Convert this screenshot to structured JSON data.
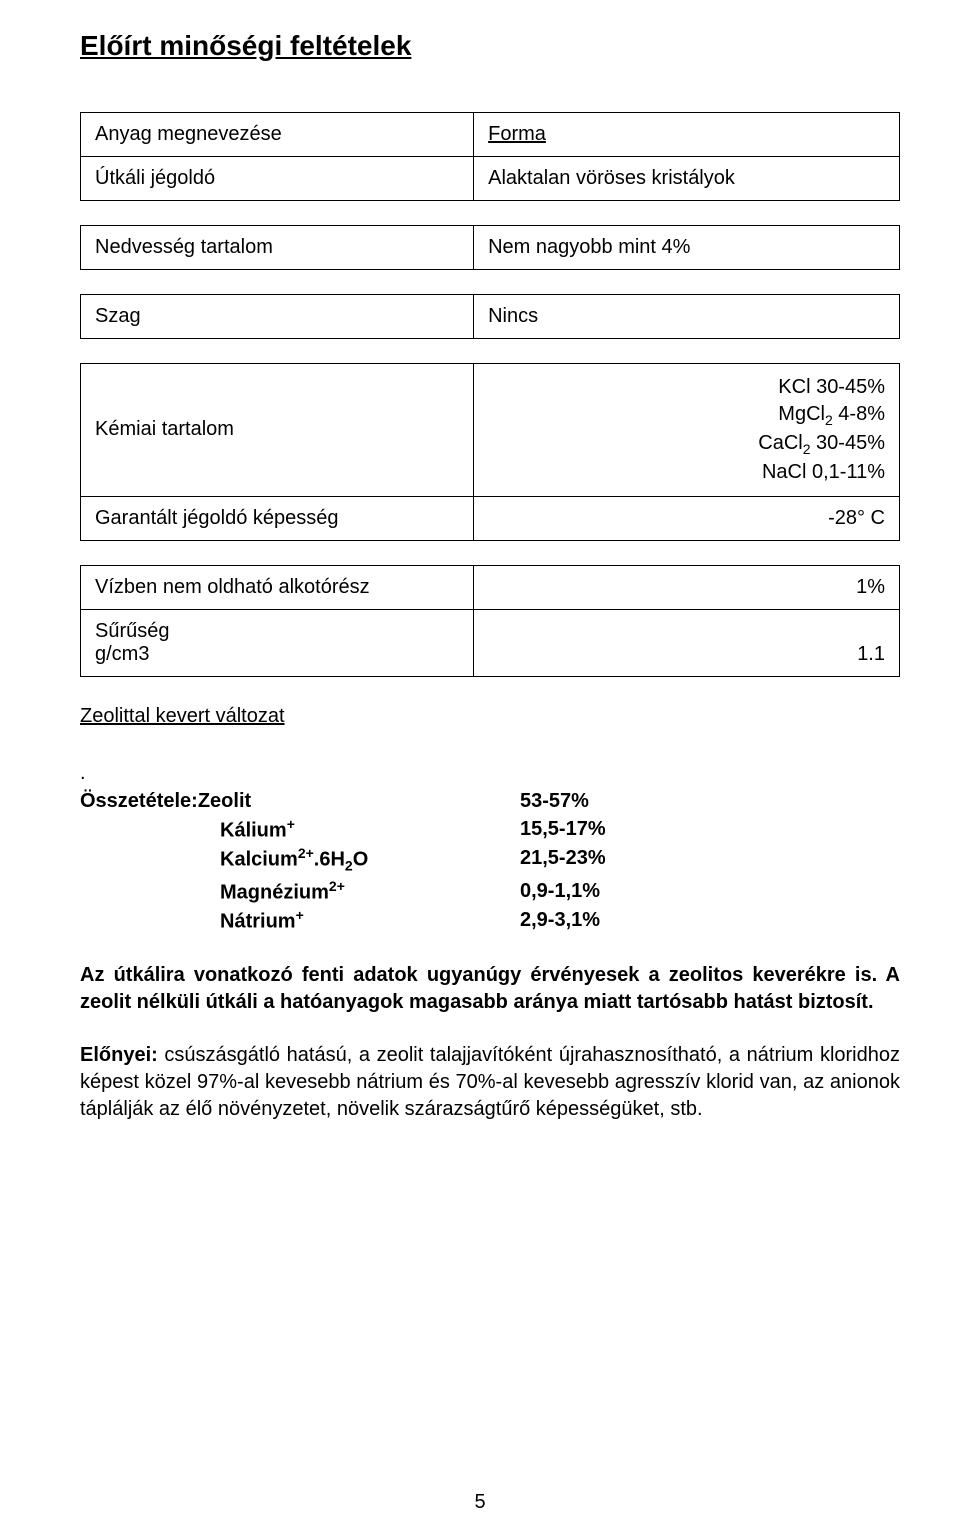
{
  "title": "Előírt minőségi feltételek",
  "table1": {
    "r0": {
      "label": "Anyag megnevezése",
      "value": "Forma"
    },
    "r1": {
      "label": "Útkáli jégoldó",
      "value": "Alaktalan vöröses kristályok"
    }
  },
  "table2": {
    "r0": {
      "label": "Nedvesség tartalom",
      "value": "Nem nagyobb mint 4%"
    }
  },
  "table3": {
    "r0": {
      "label": "Szag",
      "value": "Nincs"
    }
  },
  "table4": {
    "chem_label": "Kémiai tartalom",
    "chem_lines": {
      "l0": "KCl 30-45%",
      "l1_pre": "MgCl",
      "l1_sub": "2",
      "l1_post": " 4-8%",
      "l2_pre": "CaCl",
      "l2_sub": "2",
      "l2_post": " 30-45%",
      "l3": "NaCl 0,1-11%"
    },
    "guar_label": "Garantált jégoldó képesség",
    "guar_value": "-28° C"
  },
  "table5": {
    "r0": {
      "label": "Vízben nem oldható alkotórész",
      "value": "1%"
    },
    "r1": {
      "label": "Sűrűség\ng/cm3",
      "value": "1.1"
    }
  },
  "zeolit_heading": "Zeolittal kevert változat",
  "dot": ".",
  "composition": {
    "lead": "Összetétele:",
    "rows": {
      "r0": {
        "name": "Zeolit",
        "sup": "",
        "sub": "",
        "tail": "",
        "val": "53-57%"
      },
      "r1": {
        "name": "Kálium",
        "sup": "+",
        "sub": "",
        "tail": "",
        "val": "15,5-17%"
      },
      "r2": {
        "name": "Kalcium",
        "sup": "2+",
        "sub": "2",
        "tail_pre": ".6H",
        "tail_post": "O",
        "val": "21,5-23%"
      },
      "r3": {
        "name": "Magnézium",
        "sup": "2+",
        "sub": "",
        "tail": "",
        "val": "0,9-1,1%"
      },
      "r4": {
        "name": "Nátrium",
        "sup": "+",
        "sub": "",
        "tail": "",
        "val": "2,9-3,1%"
      }
    }
  },
  "para1_a": "Az útkálira vonatkozó fenti adatok ugyanúgy érvényesek a zeolitos keverékre is. ",
  "para1_b": "A zeolit nélküli útkáli a hatóanyagok magasabb aránya miatt tartósabb hatást biztosít.",
  "para2_lead": "Előnyei:",
  "para2_body": " csúszásgátló hatású, a zeolit talajjavítóként újrahasznosítható, a nátrium kloridhoz képest közel 97%-al kevesebb nátrium és 70%-al kevesebb agresszív klorid van, az anionok táplálják az élő növényzetet, növelik szárazságtűrő képességüket, stb.",
  "page_number": "5"
}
::::
Each line of the data that includes the word "tartalom" counts once; report the total and nothing more.

2